WHAT IS ASKED =
Determine how many lines contain the string "name", then reply with that figure only.

Figure collection entries =
──────
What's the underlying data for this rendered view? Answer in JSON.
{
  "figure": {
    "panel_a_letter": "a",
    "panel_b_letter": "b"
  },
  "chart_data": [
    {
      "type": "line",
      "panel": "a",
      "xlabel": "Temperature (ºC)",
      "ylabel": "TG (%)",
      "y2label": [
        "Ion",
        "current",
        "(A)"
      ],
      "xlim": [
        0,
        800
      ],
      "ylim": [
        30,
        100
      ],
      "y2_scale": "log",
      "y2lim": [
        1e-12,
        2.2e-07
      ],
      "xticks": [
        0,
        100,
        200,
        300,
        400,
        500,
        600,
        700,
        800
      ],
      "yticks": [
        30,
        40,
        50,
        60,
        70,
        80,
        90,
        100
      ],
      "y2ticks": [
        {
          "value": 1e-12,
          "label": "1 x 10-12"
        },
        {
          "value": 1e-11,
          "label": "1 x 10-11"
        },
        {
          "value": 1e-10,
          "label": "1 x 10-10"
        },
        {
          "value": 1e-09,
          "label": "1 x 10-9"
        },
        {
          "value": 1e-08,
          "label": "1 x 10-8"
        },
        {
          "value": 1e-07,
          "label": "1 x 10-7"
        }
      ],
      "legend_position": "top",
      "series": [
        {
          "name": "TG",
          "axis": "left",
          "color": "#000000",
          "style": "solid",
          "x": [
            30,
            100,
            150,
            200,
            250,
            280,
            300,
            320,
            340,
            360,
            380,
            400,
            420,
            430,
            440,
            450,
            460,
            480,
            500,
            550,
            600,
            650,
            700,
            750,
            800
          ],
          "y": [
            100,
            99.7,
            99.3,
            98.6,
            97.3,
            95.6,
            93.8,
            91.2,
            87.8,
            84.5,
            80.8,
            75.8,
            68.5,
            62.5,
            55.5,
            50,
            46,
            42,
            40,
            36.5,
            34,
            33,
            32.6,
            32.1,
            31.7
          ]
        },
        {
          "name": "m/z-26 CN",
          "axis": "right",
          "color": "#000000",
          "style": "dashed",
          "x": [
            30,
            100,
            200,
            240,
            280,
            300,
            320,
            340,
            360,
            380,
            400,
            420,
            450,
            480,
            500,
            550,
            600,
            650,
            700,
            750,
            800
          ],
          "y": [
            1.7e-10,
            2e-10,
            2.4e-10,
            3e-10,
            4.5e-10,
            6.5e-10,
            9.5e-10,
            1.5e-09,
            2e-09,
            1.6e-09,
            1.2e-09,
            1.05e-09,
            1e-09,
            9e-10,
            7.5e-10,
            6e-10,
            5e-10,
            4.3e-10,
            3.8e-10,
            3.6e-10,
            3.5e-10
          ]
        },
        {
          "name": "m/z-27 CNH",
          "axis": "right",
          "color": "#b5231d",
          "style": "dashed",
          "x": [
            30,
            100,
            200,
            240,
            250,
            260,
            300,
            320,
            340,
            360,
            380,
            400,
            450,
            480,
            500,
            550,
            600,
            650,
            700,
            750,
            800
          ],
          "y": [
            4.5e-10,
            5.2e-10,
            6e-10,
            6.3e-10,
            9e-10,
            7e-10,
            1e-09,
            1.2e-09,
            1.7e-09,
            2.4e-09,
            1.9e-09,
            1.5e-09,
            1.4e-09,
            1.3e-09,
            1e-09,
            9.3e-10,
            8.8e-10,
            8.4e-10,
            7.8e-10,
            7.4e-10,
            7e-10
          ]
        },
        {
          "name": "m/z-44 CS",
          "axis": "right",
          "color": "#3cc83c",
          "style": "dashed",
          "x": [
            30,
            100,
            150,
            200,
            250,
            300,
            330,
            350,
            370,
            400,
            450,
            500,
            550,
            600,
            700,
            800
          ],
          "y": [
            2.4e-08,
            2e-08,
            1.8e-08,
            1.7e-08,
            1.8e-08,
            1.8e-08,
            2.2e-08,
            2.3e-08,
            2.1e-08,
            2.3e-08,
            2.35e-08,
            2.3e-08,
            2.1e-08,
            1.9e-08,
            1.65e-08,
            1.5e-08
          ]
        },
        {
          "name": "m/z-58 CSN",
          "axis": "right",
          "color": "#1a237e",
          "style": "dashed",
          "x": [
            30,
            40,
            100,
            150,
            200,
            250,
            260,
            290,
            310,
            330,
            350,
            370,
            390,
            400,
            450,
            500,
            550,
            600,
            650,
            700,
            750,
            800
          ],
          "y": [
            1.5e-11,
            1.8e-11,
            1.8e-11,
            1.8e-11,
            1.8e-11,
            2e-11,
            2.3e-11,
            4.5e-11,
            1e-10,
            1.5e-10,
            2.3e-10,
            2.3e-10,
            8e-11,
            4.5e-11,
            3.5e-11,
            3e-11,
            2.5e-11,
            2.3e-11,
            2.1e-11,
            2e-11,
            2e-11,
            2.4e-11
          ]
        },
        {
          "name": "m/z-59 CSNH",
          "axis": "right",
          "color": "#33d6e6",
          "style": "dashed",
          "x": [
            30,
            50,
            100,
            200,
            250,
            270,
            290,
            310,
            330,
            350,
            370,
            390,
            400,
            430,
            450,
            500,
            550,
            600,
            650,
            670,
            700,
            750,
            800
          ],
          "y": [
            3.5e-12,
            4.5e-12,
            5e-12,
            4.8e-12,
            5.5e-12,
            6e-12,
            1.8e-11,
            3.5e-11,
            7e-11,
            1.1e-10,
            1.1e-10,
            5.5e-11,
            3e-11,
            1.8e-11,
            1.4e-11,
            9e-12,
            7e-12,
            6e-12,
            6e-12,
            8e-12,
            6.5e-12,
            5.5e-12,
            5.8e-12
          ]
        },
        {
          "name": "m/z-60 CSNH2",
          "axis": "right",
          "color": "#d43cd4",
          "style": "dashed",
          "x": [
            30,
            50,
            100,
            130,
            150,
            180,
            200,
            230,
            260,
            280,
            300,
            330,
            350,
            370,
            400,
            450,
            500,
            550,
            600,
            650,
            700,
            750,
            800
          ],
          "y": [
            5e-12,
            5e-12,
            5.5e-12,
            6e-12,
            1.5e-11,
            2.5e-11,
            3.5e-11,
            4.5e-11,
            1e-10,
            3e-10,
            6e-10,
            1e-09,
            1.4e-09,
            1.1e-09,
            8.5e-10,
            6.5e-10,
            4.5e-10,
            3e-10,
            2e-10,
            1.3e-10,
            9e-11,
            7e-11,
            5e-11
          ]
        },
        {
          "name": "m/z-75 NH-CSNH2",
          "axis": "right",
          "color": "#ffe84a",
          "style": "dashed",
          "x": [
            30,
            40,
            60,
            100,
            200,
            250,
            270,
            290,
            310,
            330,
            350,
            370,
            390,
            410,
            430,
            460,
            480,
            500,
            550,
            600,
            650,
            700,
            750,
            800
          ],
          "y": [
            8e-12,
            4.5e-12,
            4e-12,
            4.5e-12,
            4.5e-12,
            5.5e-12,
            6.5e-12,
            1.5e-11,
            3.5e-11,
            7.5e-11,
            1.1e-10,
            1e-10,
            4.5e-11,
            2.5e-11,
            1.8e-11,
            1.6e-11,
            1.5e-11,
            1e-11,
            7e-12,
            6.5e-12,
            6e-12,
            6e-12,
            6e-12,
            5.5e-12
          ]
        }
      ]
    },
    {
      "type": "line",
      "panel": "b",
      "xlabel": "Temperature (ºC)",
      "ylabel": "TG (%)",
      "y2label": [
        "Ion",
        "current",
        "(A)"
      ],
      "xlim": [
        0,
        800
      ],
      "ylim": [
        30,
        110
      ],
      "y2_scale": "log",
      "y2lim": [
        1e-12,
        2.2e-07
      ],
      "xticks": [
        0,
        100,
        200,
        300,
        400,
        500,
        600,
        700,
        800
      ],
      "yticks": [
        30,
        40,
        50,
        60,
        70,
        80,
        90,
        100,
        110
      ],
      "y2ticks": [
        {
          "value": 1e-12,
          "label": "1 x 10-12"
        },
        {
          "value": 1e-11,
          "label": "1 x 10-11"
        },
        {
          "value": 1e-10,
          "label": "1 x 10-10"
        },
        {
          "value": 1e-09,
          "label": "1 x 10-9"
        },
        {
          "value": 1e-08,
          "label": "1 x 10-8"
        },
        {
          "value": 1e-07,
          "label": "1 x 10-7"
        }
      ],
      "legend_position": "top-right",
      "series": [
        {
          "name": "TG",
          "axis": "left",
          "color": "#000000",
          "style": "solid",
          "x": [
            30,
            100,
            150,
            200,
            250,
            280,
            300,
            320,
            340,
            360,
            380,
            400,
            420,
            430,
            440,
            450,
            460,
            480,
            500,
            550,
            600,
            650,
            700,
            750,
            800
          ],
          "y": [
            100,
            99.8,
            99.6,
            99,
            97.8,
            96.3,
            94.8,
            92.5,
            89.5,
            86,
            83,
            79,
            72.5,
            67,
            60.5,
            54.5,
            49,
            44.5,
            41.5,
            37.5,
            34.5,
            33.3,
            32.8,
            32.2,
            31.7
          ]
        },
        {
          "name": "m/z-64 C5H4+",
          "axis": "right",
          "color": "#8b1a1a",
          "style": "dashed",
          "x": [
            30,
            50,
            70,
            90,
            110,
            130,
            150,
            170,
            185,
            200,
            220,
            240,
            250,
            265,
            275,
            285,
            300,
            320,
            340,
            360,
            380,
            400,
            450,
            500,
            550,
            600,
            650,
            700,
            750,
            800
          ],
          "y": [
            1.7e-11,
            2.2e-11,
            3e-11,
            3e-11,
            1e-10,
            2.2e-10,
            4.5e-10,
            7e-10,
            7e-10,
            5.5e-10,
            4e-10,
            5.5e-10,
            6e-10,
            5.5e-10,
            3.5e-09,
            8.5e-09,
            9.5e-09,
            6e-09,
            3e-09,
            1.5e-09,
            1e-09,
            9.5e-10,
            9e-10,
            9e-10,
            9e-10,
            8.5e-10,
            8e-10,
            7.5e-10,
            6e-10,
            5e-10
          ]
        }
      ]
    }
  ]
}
──────
EXERCISE SOLUTION =
10